#### Records provided ####

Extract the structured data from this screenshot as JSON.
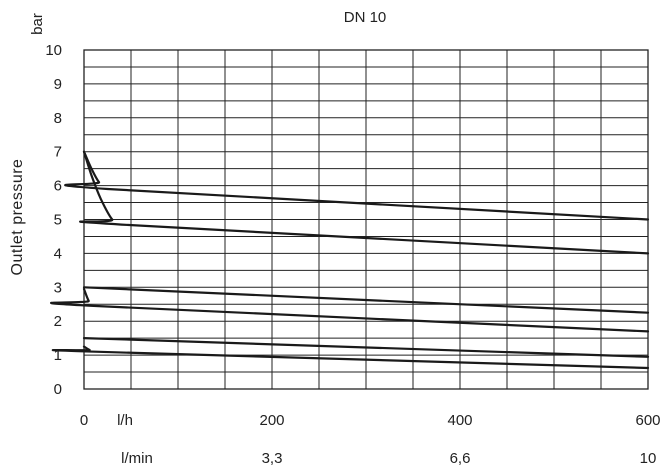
{
  "chart_data": {
    "type": "line",
    "title": "DN 10",
    "ylabel": "Outlet pressure",
    "yunit": "bar",
    "ylim": [
      0,
      10
    ],
    "xlim": [
      0,
      600
    ],
    "yticks": [
      "0",
      "1",
      "2",
      "3",
      "4",
      "5",
      "6",
      "7",
      "8",
      "9",
      "10"
    ],
    "xticks_lh": [
      {
        "x": 0,
        "label": "0"
      },
      {
        "x": 200,
        "label": "200"
      },
      {
        "x": 400,
        "label": "400"
      },
      {
        "x": 600,
        "label": "600"
      }
    ],
    "xunit_lh": "l/h",
    "xticks_lmin": [
      {
        "x": 200,
        "label": "3,3"
      },
      {
        "x": 400,
        "label": "6,6"
      },
      {
        "x": 600,
        "label": "10"
      }
    ],
    "xunit_lmin": "l/min",
    "grid": true,
    "series": [
      {
        "x": [
          0,
          8,
          16,
          25,
          600
        ],
        "values": [
          7.0,
          6.5,
          6.1,
          5.9,
          5.0
        ]
      },
      {
        "x": [
          0,
          8,
          18,
          30,
          40,
          600
        ],
        "values": [
          7.0,
          6.3,
          5.6,
          5.0,
          4.85,
          4.0
        ]
      },
      {
        "x": [
          0,
          600
        ],
        "values": [
          3.0,
          2.25
        ]
      },
      {
        "x": [
          0,
          5,
          10,
          600
        ],
        "values": [
          2.95,
          2.6,
          2.45,
          1.7
        ]
      },
      {
        "x": [
          0,
          600
        ],
        "values": [
          1.5,
          0.95
        ]
      },
      {
        "x": [
          0,
          6,
          12,
          600
        ],
        "values": [
          1.25,
          1.15,
          1.1,
          0.62
        ]
      }
    ]
  }
}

####

Print each record exactly as it stands, leaving the images out.

Extract the structured data from this screenshot as JSON.
{
  "chart_data": {
    "type": "line",
    "title": "DN 10",
    "ylabel": "Outlet pressure",
    "yunit": "bar",
    "ylim": [
      0,
      10
    ],
    "xlim": [
      0,
      600
    ],
    "yticks": [
      "0",
      "1",
      "2",
      "3",
      "4",
      "5",
      "6",
      "7",
      "8",
      "9",
      "10"
    ],
    "xticks_lh": [
      {
        "x": 0,
        "label": "0"
      },
      {
        "x": 200,
        "label": "200"
      },
      {
        "x": 400,
        "label": "400"
      },
      {
        "x": 600,
        "label": "600"
      }
    ],
    "xunit_lh": "l/h",
    "xticks_lmin": [
      {
        "x": 200,
        "label": "3,3"
      },
      {
        "x": 400,
        "label": "6,6"
      },
      {
        "x": 600,
        "label": "10"
      }
    ],
    "xunit_lmin": "l/min",
    "grid": true,
    "series": [
      {
        "x": [
          0,
          8,
          16,
          25,
          600
        ],
        "values": [
          7.0,
          6.5,
          6.1,
          5.9,
          5.0
        ]
      },
      {
        "x": [
          0,
          8,
          18,
          30,
          40,
          600
        ],
        "values": [
          7.0,
          6.3,
          5.6,
          5.0,
          4.85,
          4.0
        ]
      },
      {
        "x": [
          0,
          600
        ],
        "values": [
          3.0,
          2.25
        ]
      },
      {
        "x": [
          0,
          5,
          10,
          600
        ],
        "values": [
          2.95,
          2.6,
          2.45,
          1.7
        ]
      },
      {
        "x": [
          0,
          600
        ],
        "values": [
          1.5,
          0.95
        ]
      },
      {
        "x": [
          0,
          6,
          12,
          600
        ],
        "values": [
          1.25,
          1.15,
          1.1,
          0.62
        ]
      }
    ]
  }
}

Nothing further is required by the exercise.